Task statement: Can all of these lines be returned exactly?

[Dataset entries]
- - -

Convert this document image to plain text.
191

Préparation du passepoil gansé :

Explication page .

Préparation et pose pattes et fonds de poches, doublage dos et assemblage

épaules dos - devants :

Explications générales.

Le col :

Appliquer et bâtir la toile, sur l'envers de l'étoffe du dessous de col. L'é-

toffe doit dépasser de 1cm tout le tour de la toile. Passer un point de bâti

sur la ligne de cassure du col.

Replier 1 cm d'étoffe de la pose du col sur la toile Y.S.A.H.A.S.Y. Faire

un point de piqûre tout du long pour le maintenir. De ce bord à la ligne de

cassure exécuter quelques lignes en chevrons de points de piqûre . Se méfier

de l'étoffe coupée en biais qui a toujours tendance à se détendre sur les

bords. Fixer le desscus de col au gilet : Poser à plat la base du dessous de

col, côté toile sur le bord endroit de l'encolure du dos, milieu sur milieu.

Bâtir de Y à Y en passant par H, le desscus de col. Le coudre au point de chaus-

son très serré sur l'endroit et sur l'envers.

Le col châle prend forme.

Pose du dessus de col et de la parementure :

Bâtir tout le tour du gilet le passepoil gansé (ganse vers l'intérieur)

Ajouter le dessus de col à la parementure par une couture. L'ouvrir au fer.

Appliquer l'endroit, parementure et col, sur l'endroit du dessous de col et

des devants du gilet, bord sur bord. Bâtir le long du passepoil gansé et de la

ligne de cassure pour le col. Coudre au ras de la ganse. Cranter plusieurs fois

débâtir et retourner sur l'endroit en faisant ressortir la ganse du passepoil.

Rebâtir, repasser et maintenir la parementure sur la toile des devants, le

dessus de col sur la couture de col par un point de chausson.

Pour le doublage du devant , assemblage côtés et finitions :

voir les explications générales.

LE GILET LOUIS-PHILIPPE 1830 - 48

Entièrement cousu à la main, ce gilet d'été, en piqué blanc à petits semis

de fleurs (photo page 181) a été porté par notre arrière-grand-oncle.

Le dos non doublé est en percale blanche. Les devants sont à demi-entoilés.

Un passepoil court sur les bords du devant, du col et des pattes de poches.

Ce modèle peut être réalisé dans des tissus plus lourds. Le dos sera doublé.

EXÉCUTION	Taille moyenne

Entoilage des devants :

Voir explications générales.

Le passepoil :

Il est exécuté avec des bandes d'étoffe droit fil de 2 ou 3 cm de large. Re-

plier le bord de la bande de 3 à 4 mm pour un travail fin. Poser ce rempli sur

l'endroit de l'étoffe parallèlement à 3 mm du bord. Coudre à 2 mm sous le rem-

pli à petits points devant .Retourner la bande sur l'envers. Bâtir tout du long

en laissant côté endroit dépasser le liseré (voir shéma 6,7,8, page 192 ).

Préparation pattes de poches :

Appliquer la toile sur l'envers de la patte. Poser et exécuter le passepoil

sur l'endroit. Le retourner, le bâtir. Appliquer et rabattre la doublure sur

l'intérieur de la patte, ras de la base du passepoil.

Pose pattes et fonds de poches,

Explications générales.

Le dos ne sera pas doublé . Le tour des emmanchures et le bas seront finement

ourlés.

- - -

The answer:
Convert this document image to plain text.
191

Préparation du passepoil gansé :

Explication page .

Préparation et pose pattes et fonds de poches, doublage dos et assemblage

épaules dos - devants :

Explications générales.

Le col :

Appliquer et bâtir la toile, sur l'envers de l'étoffe du dessous de col. L'é-

toffe doit dépasser de 1cm tout le tour de la toile. Passer un point de bâti

sur la ligne de cassure du col.

Replier 1 cm d'étoffe de la pose du col sur la toile Y.S.A.H.A.S.Y. Faire

un point de piqûre tout du long pour le maintenir. De ce bord à la ligne de

cassure exécuter quelques lignes en chevrons de points de piqûre . Se méfier

de l'étoffe coupée en biais qui a toujours tendance à se détendre sur les

bords. Fixer le desscus de col au gilet : Poser à plat la base du dessous de

col, côté toile sur le bord endroit de l'encolure du dos, milieu sur milieu.

Bâtir de Y à Y en passant par H, le desscus de col. Le coudre au point de chaus-

son très serré sur l'endroit et sur l'envers.

Le col châle prend forme.

Pose du dessus de col et de la parementure :

Bâtir tout le tour du gilet le passepoil gansé (ganse vers l'intérieur)

Ajouter le dessus de col à la parementure par une couture. L'ouvrir au fer.

Appliquer l'endroit, parementure et col, sur l'endroit du dessous de col et

des devants du gilet, bord sur bord. Bâtir le long du passepoil gansé et de la

ligne de cassure pour le col. Coudre au ras de la ganse. Cranter plusieurs fois

débâtir et retourner sur l'endroit en faisant ressortir la ganse du passepoil.

Rebâtir, repasser et maintenir la parementure sur la toile des devants, le

dessus de col sur la couture de col par un point de chausson.

Pour le doublage du devant , assemblage côtés et finitions :

voir les explications générales.

LE GILET LOUIS-PHILIPPE 1830 - 48

Entièrement cousu à la main, ce gilet d'été, en piqué blanc à petits semis

de fleurs (photo page 181) a été porté par notre arrière-grand-oncle.

Le dos non doublé est en percale blanche. Les devants sont à demi-entoilés.

Un passepoil court sur les bords du devant, du col et des pattes de poches.

Ce modèle peut être réalisé dans des tissus plus lourds. Le dos sera doublé.

EXÉCUTION	Taille moyenne

Entoilage des devants :

Voir explications générales.

Le passepoil :

Il est exécuté avec des bandes d'étoffe droit fil de 2 ou 3 cm de large. Re-

plier le bord de la bande de 3 à 4 mm pour un travail fin. Poser ce rempli sur

l'endroit de l'étoffe parallèlement à 3 mm du bord. Coudre à 2 mm sous le rem-

pli à petits points devant .Retourner la bande sur l'envers. Bâtir tout du long

en laissant côté endroit dépasser le liseré (voir shéma 6,7,8, page 192 ).

Préparation pattes de poches :

Appliquer la toile sur l'envers de la patte. Poser et exécuter le passepoil

sur l'endroit. Le retourner, le bâtir. Appliquer et rabattre la doublure sur

l'intérieur de la patte, ras de la base du passepoil.

Pose pattes et fonds de poches,

Explications générales.

Le dos ne sera pas doublé . Le tour des emmanchures et le bas seront finement

ourlés.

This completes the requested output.